Records from a collection of figures:
####

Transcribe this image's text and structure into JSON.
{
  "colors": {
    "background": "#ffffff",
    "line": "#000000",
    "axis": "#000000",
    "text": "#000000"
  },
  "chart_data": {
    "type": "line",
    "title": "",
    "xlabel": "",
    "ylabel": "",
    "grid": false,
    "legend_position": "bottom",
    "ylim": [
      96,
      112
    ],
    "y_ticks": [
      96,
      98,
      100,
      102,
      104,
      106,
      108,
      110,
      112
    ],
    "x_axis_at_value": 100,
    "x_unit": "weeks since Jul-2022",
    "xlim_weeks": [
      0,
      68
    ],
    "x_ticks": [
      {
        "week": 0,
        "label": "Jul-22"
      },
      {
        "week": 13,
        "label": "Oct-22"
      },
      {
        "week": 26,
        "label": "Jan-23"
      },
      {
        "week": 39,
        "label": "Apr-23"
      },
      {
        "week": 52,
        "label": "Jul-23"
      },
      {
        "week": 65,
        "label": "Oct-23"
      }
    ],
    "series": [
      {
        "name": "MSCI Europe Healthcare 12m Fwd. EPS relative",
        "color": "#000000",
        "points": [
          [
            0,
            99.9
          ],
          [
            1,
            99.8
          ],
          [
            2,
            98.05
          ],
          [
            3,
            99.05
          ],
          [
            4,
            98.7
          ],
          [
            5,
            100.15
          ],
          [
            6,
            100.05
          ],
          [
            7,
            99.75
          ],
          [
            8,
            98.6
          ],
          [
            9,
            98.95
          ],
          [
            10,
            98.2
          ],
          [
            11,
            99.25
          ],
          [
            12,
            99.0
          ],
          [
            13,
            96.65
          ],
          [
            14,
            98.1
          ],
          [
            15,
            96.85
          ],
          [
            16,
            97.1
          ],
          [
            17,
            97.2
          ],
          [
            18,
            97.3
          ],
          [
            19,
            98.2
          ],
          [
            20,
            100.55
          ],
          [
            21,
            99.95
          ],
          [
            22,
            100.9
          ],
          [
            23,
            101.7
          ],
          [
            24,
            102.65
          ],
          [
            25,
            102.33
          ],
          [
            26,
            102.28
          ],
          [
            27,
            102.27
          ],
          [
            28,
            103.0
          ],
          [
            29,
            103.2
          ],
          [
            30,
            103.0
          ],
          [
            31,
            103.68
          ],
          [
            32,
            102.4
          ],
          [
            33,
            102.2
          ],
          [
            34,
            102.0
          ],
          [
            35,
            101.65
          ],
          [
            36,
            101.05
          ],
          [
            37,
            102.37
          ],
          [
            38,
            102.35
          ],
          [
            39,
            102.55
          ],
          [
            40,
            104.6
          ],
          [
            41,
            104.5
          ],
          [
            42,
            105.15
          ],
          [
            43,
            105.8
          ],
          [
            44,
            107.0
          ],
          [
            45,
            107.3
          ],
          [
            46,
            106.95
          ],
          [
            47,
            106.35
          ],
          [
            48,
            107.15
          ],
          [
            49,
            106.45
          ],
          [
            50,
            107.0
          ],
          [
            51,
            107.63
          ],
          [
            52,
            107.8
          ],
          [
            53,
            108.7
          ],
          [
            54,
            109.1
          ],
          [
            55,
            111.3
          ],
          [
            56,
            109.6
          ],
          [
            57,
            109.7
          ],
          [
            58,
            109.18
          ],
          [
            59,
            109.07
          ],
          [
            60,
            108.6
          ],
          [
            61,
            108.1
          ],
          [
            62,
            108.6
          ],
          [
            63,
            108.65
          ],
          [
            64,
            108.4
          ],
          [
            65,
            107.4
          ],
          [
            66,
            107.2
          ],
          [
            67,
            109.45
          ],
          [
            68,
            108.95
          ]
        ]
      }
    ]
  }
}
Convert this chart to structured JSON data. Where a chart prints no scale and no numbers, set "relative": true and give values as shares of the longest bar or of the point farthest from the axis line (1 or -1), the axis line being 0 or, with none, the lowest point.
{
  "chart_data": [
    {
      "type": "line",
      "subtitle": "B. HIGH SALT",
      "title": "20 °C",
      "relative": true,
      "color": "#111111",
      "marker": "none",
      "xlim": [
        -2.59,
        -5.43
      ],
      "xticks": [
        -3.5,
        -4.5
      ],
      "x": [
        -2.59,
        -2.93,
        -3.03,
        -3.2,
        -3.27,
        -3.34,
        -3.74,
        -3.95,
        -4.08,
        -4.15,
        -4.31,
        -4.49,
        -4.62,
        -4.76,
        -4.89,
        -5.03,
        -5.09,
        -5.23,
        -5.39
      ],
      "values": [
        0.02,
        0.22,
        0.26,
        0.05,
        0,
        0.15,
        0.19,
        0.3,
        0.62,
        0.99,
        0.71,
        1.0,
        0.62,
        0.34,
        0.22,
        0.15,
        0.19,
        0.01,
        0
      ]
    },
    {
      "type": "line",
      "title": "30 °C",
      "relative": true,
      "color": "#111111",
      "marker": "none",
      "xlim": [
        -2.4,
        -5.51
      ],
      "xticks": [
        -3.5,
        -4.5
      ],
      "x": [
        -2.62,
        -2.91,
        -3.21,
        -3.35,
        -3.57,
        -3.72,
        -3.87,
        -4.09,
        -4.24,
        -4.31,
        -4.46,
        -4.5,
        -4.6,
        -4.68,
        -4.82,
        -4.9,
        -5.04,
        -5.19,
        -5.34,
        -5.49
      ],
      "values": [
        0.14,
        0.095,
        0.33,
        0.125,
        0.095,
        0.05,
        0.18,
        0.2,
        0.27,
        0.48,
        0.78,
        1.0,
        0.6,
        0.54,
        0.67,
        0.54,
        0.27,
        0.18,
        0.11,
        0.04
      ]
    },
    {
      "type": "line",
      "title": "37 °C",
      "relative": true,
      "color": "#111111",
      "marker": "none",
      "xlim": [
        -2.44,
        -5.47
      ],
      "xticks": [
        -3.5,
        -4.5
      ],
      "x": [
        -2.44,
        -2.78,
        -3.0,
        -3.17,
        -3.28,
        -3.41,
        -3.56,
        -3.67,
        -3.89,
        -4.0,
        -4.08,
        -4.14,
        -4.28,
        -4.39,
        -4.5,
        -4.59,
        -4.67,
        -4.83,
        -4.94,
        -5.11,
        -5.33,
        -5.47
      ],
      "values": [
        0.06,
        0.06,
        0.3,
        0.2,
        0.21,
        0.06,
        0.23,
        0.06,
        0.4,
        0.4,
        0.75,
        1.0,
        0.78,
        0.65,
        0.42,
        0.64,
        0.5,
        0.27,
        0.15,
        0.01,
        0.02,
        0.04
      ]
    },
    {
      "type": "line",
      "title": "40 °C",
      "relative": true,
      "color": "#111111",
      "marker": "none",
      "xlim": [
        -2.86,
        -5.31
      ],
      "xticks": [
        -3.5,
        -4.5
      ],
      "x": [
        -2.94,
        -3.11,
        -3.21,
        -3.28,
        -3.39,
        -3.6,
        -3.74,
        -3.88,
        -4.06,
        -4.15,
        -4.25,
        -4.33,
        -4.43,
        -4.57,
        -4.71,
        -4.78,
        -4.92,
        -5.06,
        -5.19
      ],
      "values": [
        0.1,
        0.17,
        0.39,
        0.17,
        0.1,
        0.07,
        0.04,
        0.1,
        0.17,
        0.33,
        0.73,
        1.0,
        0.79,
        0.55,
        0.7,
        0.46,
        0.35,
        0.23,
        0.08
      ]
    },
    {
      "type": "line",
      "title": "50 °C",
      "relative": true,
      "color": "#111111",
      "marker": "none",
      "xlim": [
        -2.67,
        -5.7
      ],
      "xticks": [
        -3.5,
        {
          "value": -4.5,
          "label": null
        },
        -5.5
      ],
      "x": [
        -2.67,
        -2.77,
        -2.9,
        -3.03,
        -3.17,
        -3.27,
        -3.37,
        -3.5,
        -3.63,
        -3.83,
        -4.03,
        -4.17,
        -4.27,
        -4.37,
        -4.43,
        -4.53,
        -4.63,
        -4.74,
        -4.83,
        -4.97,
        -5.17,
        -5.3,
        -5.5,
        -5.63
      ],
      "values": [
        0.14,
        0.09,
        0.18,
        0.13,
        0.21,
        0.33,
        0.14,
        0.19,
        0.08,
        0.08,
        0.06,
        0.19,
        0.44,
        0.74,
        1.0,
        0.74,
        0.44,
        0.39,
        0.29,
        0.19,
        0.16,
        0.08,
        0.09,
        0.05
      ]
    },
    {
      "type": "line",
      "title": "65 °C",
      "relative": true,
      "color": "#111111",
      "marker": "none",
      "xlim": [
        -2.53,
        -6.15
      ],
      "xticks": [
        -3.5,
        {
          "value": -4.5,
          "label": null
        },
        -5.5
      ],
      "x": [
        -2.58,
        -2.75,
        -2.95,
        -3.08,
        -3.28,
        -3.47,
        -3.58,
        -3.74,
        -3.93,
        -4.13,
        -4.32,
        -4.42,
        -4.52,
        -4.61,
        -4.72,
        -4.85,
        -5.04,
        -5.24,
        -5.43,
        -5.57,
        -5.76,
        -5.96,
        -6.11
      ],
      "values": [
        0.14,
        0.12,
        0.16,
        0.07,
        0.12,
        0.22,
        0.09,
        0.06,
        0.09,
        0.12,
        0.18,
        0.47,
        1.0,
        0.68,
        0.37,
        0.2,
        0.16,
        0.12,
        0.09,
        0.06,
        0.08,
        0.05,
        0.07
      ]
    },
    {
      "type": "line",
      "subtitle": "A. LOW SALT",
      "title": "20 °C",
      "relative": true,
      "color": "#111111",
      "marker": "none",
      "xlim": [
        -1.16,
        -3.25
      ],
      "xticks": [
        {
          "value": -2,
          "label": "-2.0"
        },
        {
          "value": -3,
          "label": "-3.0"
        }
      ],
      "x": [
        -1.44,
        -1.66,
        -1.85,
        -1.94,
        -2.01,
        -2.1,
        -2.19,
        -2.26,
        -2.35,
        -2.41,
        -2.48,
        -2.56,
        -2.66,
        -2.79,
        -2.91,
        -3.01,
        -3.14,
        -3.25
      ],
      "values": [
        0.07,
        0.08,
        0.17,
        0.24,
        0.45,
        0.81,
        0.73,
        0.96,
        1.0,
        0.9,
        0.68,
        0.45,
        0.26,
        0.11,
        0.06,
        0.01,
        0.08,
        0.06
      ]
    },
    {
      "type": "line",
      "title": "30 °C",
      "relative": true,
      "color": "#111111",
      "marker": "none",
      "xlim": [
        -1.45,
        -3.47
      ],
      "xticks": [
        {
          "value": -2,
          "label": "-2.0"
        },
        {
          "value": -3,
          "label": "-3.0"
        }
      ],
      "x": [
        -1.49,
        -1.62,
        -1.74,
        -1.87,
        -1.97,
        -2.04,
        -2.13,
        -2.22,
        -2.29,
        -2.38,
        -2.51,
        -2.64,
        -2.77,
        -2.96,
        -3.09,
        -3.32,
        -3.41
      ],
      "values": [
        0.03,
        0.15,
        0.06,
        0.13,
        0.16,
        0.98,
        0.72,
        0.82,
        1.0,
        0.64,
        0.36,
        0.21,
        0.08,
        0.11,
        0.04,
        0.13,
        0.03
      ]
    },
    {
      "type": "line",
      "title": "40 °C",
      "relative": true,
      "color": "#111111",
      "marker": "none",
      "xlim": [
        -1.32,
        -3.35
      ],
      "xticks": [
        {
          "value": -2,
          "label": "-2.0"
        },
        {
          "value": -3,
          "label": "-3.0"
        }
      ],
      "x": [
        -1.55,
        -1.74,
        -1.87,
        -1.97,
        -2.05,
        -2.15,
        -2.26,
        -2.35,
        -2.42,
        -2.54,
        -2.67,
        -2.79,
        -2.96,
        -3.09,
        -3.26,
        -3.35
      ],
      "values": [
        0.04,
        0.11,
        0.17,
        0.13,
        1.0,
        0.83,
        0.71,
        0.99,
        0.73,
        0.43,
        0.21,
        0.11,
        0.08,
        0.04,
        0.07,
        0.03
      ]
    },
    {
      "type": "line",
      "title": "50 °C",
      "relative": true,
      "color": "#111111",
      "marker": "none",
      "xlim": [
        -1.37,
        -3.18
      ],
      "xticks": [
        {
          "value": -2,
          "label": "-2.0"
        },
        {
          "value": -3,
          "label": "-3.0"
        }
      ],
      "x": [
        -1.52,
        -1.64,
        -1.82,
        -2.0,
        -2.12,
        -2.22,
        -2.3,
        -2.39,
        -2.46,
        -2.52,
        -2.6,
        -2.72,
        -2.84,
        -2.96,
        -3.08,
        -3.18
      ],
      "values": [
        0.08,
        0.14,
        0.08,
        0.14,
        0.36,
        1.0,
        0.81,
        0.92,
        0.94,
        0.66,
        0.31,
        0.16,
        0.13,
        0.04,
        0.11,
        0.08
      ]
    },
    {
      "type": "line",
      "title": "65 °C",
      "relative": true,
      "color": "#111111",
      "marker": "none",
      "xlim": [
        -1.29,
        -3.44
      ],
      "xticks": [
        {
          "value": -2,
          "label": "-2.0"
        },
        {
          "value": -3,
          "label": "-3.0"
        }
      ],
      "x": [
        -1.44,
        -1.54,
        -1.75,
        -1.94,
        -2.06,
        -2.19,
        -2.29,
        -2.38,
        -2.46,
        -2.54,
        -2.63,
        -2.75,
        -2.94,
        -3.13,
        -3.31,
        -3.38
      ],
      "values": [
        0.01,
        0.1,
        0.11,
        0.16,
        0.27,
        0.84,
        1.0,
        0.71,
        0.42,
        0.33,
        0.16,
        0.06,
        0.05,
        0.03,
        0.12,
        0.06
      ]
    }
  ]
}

####

Pull out each line of the entries that contains "subtitle".

Correct result:
      "subtitle": "B. HIGH SALT",
      "subtitle": "A. LOW SALT",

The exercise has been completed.